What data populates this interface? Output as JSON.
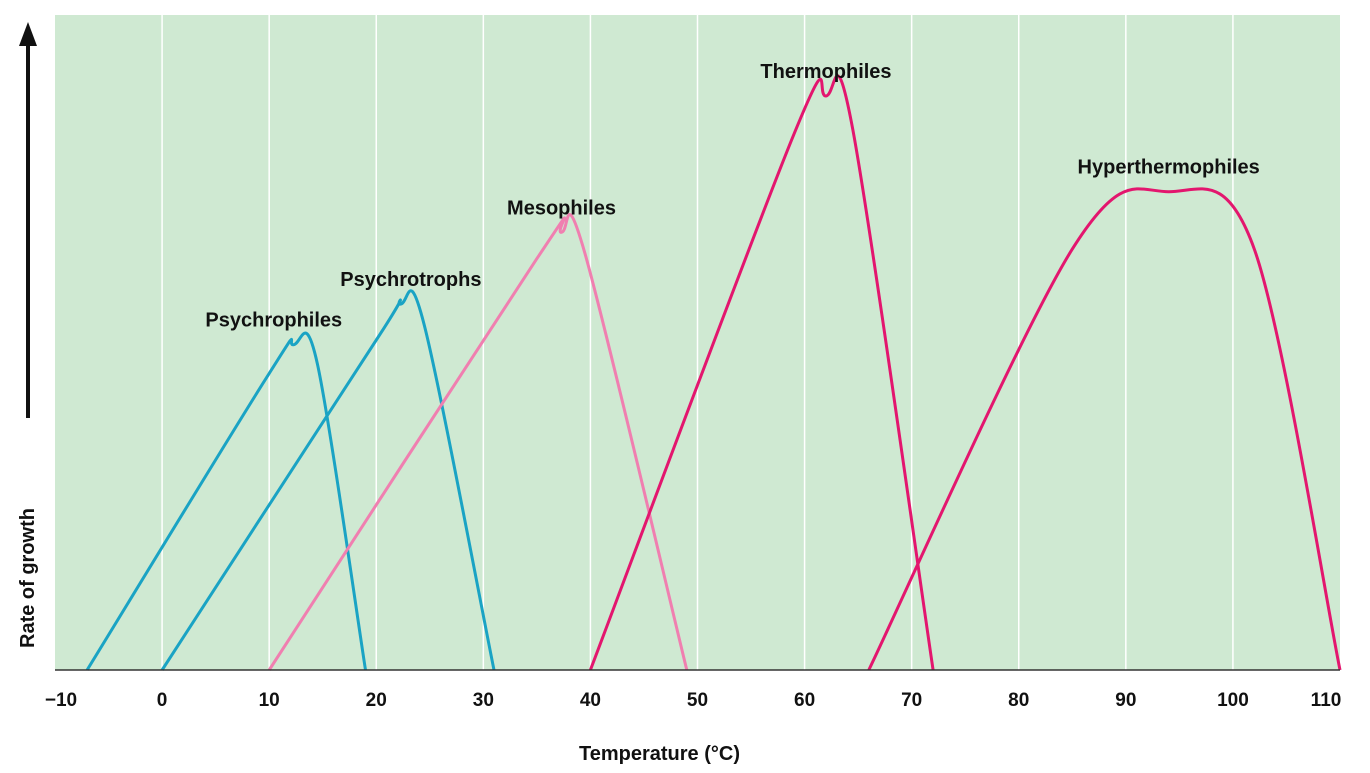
{
  "chart_data": {
    "type": "line",
    "title": "",
    "xlabel": "Temperature (°C)",
    "ylabel": "Rate of growth",
    "xlim": [
      -10,
      110
    ],
    "ylim": [
      0,
      1.2
    ],
    "x_ticks": [
      -10,
      0,
      10,
      20,
      30,
      40,
      50,
      60,
      70,
      80,
      90,
      100,
      110
    ],
    "x_tick_labels": [
      "−10",
      "0",
      "10",
      "20",
      "30",
      "40",
      "50",
      "60",
      "70",
      "80",
      "90",
      "100",
      "110"
    ],
    "grid": "vertical",
    "legend": "none",
    "colors": {
      "plot_background": "#cfe9d2",
      "grid": "#ffffff",
      "psychro": "#1aa3c4",
      "meso": "#f07fb0",
      "thermo": "#e3166e"
    },
    "series": [
      {
        "name": "Psychrophiles",
        "color_key": "psychro",
        "points": [
          [
            -7,
            0
          ],
          [
            10,
            0.62
          ],
          [
            12.3,
            0.68
          ],
          [
            14.5,
            0.64
          ],
          [
            19,
            0
          ]
        ]
      },
      {
        "name": "Psychrotrophs",
        "color_key": "psychro",
        "points": [
          [
            0,
            0
          ],
          [
            20,
            0.69
          ],
          [
            22.3,
            0.765
          ],
          [
            24.5,
            0.72
          ],
          [
            31,
            0
          ]
        ]
      },
      {
        "name": "Mesophiles",
        "color_key": "meso",
        "points": [
          [
            10,
            0
          ],
          [
            35,
            0.86
          ],
          [
            37.3,
            0.915
          ],
          [
            39.5,
            0.87
          ],
          [
            49,
            0
          ]
        ]
      },
      {
        "name": "Thermophiles",
        "color_key": "thermo",
        "points": [
          [
            40,
            0
          ],
          [
            59,
            1.12
          ],
          [
            62,
            1.2
          ],
          [
            64.5,
            1.13
          ],
          [
            72,
            0
          ]
        ]
      },
      {
        "name": "Hyperthermophiles",
        "color_key": "thermo",
        "points": [
          [
            66,
            0
          ],
          [
            85,
            0.88
          ],
          [
            94,
            1.0
          ],
          [
            102,
            0.88
          ],
          [
            110,
            0
          ]
        ]
      }
    ]
  }
}
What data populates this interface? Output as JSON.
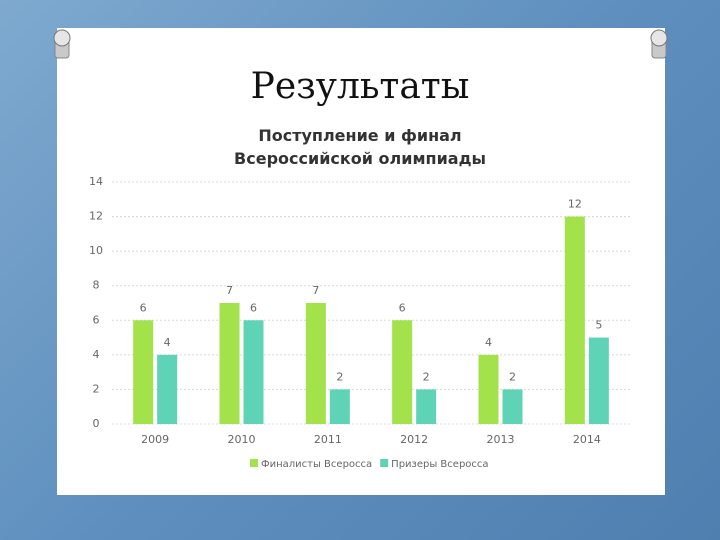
{
  "title": "Результаты",
  "chart_data": {
    "type": "bar",
    "title": "Поступление и финал Всероссийской олимпиады",
    "categories": [
      "2009",
      "2010",
      "2011",
      "2012",
      "2013",
      "2014"
    ],
    "series": [
      {
        "name": "Финалисты Всеросса",
        "color": "#a3e24b",
        "values": [
          6,
          7,
          7,
          6,
          4,
          12
        ]
      },
      {
        "name": "Призеры Всеросса",
        "color": "#5ed3b6",
        "values": [
          4,
          6,
          2,
          2,
          2,
          5
        ]
      }
    ],
    "ylim": [
      0,
      14
    ],
    "yticks": [
      0,
      2,
      4,
      6,
      8,
      10,
      12,
      14
    ],
    "grid": true,
    "legend": "bottom"
  }
}
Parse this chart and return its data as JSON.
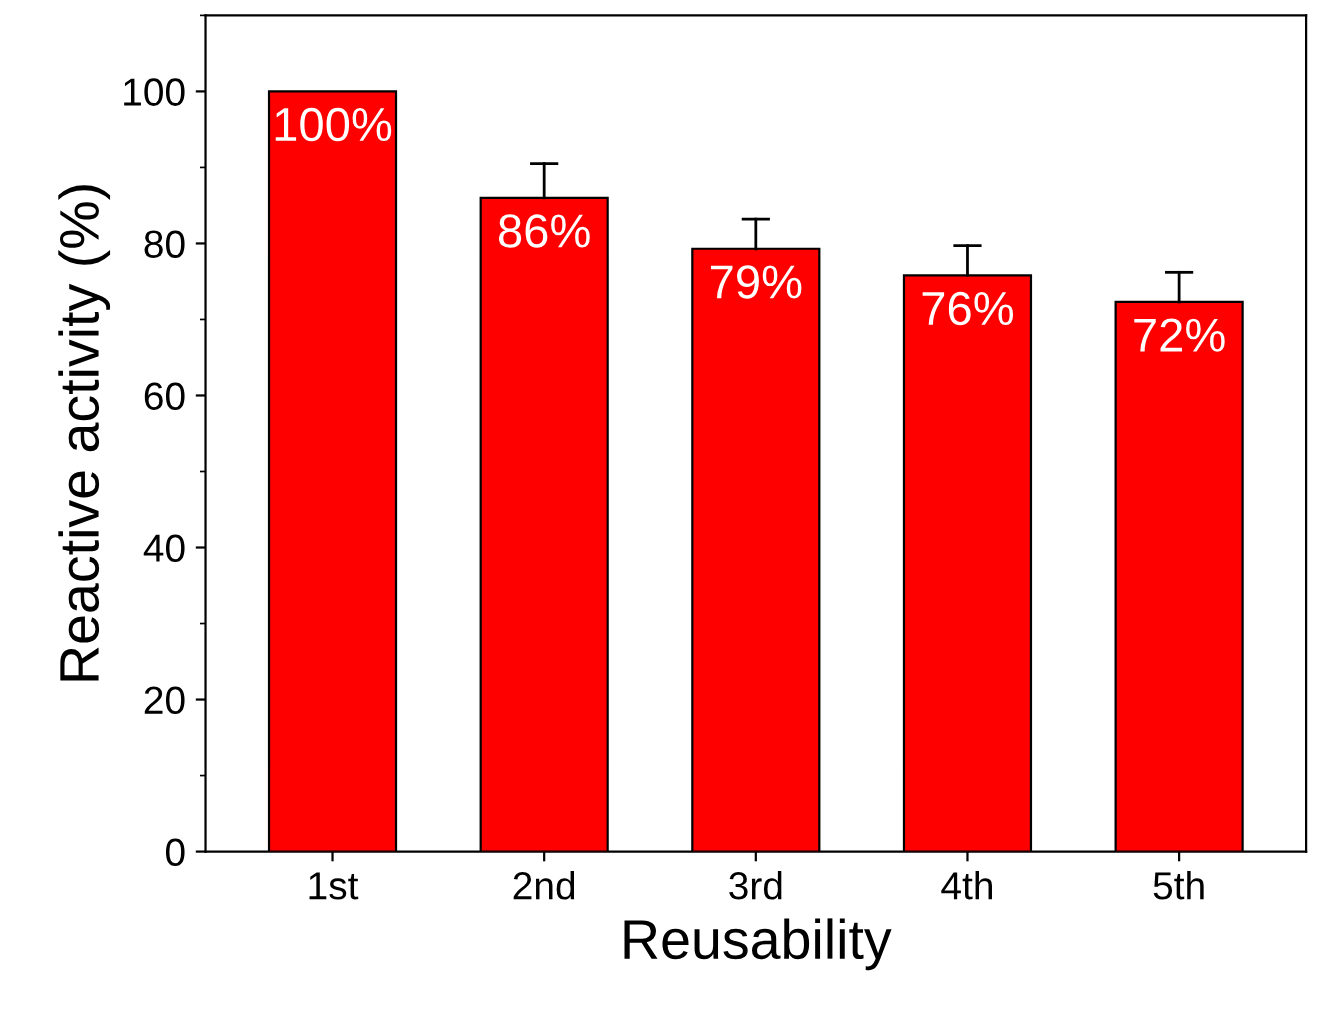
{
  "chart_data": {
    "type": "bar",
    "xlabel": "Reusability",
    "ylabel": "Reactive activity (%)",
    "categories": [
      "1st",
      "2nd",
      "3rd",
      "4th",
      "5th"
    ],
    "values": [
      100,
      86,
      79.3,
      75.8,
      72.3
    ],
    "errors": [
      null,
      [
        86,
        90.5
      ],
      [
        79.3,
        83.2
      ],
      [
        75.8,
        79.7
      ],
      [
        72.3,
        76.2
      ]
    ],
    "value_labels": [
      "100%",
      "86%",
      "79%",
      "76%",
      "72%"
    ],
    "color": "#ff0000",
    "ylim": [
      0,
      110
    ],
    "yticks": [
      0,
      20,
      40,
      60,
      80,
      100
    ],
    "grid": false,
    "legend": false
  }
}
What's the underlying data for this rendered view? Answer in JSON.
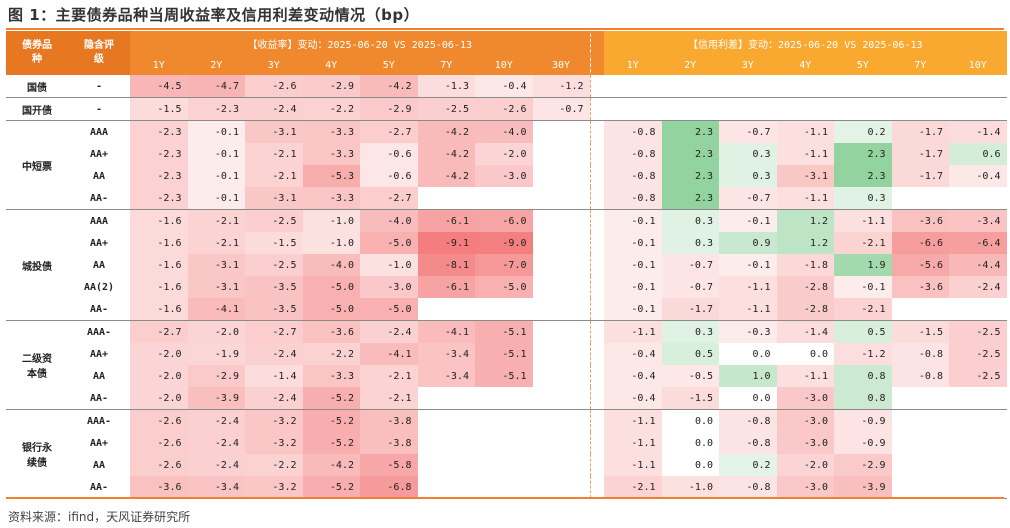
{
  "title": "图 1：主要债券品种当周收益率及信用利差变动情况（bp）",
  "source": "资料来源：ifind，天风证券研究所",
  "header": {
    "col_type": "债券品种",
    "col_rating": "隐含评级",
    "yield_title": "【收益率】变动：2025-06-20 VS 2025-06-13",
    "spread_title": "【信用利差】变动：2025-06-20 VS 2025-06-13",
    "yield_tenors": [
      "1Y",
      "2Y",
      "3Y",
      "4Y",
      "5Y",
      "7Y",
      "10Y",
      "30Y"
    ],
    "spread_tenors": [
      "1Y",
      "2Y",
      "3Y",
      "4Y",
      "5Y",
      "7Y",
      "10Y"
    ]
  },
  "groups": [
    {
      "name": "国债",
      "rows": [
        {
          "rating": "-",
          "yield": [
            "-4.5",
            "-4.7",
            "-2.6",
            "-2.9",
            "-4.2",
            "-1.3",
            "-0.4",
            "-1.2"
          ],
          "spread": [
            "",
            "",
            "",
            "",
            "",
            "",
            ""
          ]
        }
      ]
    },
    {
      "name": "国开债",
      "rows": [
        {
          "rating": "-",
          "yield": [
            "-1.5",
            "-2.3",
            "-2.4",
            "-2.2",
            "-2.9",
            "-2.5",
            "-2.6",
            "-0.7"
          ],
          "spread": [
            "",
            "",
            "",
            "",
            "",
            "",
            ""
          ]
        }
      ]
    },
    {
      "name": "中短票",
      "rows": [
        {
          "rating": "AAA",
          "yield": [
            "-2.3",
            "-0.1",
            "-3.1",
            "-3.3",
            "-2.7",
            "-4.2",
            "-4.0",
            ""
          ],
          "spread": [
            "-0.8",
            "2.3",
            "-0.7",
            "-1.1",
            "0.2",
            "-1.7",
            "-1.4"
          ]
        },
        {
          "rating": "AA+",
          "yield": [
            "-2.3",
            "-0.1",
            "-2.1",
            "-3.3",
            "-0.6",
            "-4.2",
            "-2.0",
            ""
          ],
          "spread": [
            "-0.8",
            "2.3",
            "0.3",
            "-1.1",
            "2.3",
            "-1.7",
            "0.6"
          ]
        },
        {
          "rating": "AA",
          "yield": [
            "-2.3",
            "-0.1",
            "-2.1",
            "-5.3",
            "-0.6",
            "-4.2",
            "-3.0",
            ""
          ],
          "spread": [
            "-0.8",
            "2.3",
            "0.3",
            "-3.1",
            "2.3",
            "-1.7",
            "-0.4"
          ]
        },
        {
          "rating": "AA-",
          "yield": [
            "-2.3",
            "-0.1",
            "-3.1",
            "-3.3",
            "-2.7",
            "",
            "",
            ""
          ],
          "spread": [
            "-0.8",
            "2.3",
            "-0.7",
            "-1.1",
            "0.3",
            "",
            ""
          ]
        }
      ]
    },
    {
      "name": "城投债",
      "rows": [
        {
          "rating": "AAA",
          "yield": [
            "-1.6",
            "-2.1",
            "-2.5",
            "-1.0",
            "-4.0",
            "-6.1",
            "-6.0",
            ""
          ],
          "spread": [
            "-0.1",
            "0.3",
            "-0.1",
            "1.2",
            "-1.1",
            "-3.6",
            "-3.4"
          ]
        },
        {
          "rating": "AA+",
          "yield": [
            "-1.6",
            "-2.1",
            "-1.5",
            "-1.0",
            "-5.0",
            "-9.1",
            "-9.0",
            ""
          ],
          "spread": [
            "-0.1",
            "0.3",
            "0.9",
            "1.2",
            "-2.1",
            "-6.6",
            "-6.4"
          ]
        },
        {
          "rating": "AA",
          "yield": [
            "-1.6",
            "-3.1",
            "-2.5",
            "-4.0",
            "-1.0",
            "-8.1",
            "-7.0",
            ""
          ],
          "spread": [
            "-0.1",
            "-0.7",
            "-0.1",
            "-1.8",
            "1.9",
            "-5.6",
            "-4.4"
          ]
        },
        {
          "rating": "AA(2)",
          "yield": [
            "-1.6",
            "-3.1",
            "-3.5",
            "-5.0",
            "-3.0",
            "-6.1",
            "-5.0",
            ""
          ],
          "spread": [
            "-0.1",
            "-0.7",
            "-1.1",
            "-2.8",
            "-0.1",
            "-3.6",
            "-2.4"
          ]
        },
        {
          "rating": "AA-",
          "yield": [
            "-1.6",
            "-4.1",
            "-3.5",
            "-5.0",
            "-5.0",
            "",
            "",
            ""
          ],
          "spread": [
            "-0.1",
            "-1.7",
            "-1.1",
            "-2.8",
            "-2.1",
            "",
            ""
          ]
        }
      ]
    },
    {
      "name": "二级资本债",
      "rows": [
        {
          "rating": "AAA-",
          "yield": [
            "-2.7",
            "-2.0",
            "-2.7",
            "-3.6",
            "-2.4",
            "-4.1",
            "-5.1",
            ""
          ],
          "spread": [
            "-1.1",
            "0.3",
            "-0.3",
            "-1.4",
            "0.5",
            "-1.5",
            "-2.5"
          ]
        },
        {
          "rating": "AA+",
          "yield": [
            "-2.0",
            "-1.9",
            "-2.4",
            "-2.2",
            "-4.1",
            "-3.4",
            "-5.1",
            ""
          ],
          "spread": [
            "-0.4",
            "0.5",
            "0.0",
            "0.0",
            "-1.2",
            "-0.8",
            "-2.5"
          ]
        },
        {
          "rating": "AA",
          "yield": [
            "-2.0",
            "-2.9",
            "-1.4",
            "-3.3",
            "-2.1",
            "-3.4",
            "-5.1",
            ""
          ],
          "spread": [
            "-0.4",
            "-0.5",
            "1.0",
            "-1.1",
            "0.8",
            "-0.8",
            "-2.5"
          ]
        },
        {
          "rating": "AA-",
          "yield": [
            "-2.0",
            "-3.9",
            "-2.4",
            "-5.2",
            "-2.1",
            "",
            "",
            ""
          ],
          "spread": [
            "-0.4",
            "-1.5",
            "0.0",
            "-3.0",
            "0.8",
            "",
            ""
          ]
        }
      ]
    },
    {
      "name": "银行永续债",
      "rows": [
        {
          "rating": "AAA-",
          "yield": [
            "-2.6",
            "-2.4",
            "-3.2",
            "-5.2",
            "-3.8",
            "",
            "",
            ""
          ],
          "spread": [
            "-1.1",
            "0.0",
            "-0.8",
            "-3.0",
            "-0.9",
            "",
            ""
          ]
        },
        {
          "rating": "AA+",
          "yield": [
            "-2.6",
            "-2.4",
            "-3.2",
            "-5.2",
            "-3.8",
            "",
            "",
            ""
          ],
          "spread": [
            "-1.1",
            "0.0",
            "-0.8",
            "-3.0",
            "-0.9",
            "",
            ""
          ]
        },
        {
          "rating": "AA",
          "yield": [
            "-2.6",
            "-2.4",
            "-2.2",
            "-4.2",
            "-5.8",
            "",
            "",
            ""
          ],
          "spread": [
            "-1.1",
            "0.0",
            "0.2",
            "-2.0",
            "-2.9",
            "",
            ""
          ]
        },
        {
          "rating": "AA-",
          "yield": [
            "-3.6",
            "-3.4",
            "-3.2",
            "-5.2",
            "-6.8",
            "",
            "",
            ""
          ],
          "spread": [
            "-2.1",
            "-1.0",
            "-0.8",
            "-3.0",
            "-3.9",
            "",
            ""
          ]
        }
      ]
    }
  ],
  "colors": {
    "accent": "#e87722",
    "header_yield": "#f0892e",
    "header_spread": "#f9a830",
    "negative": "#f26b6b",
    "positive": "#8fd49b"
  }
}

----------

Copy each line from the records above that includes the string "grid".

### TASK OUTPUT
    "grid": "vertical",
      "grid": "#ffffff",
    "grid": true,
    "grid": false,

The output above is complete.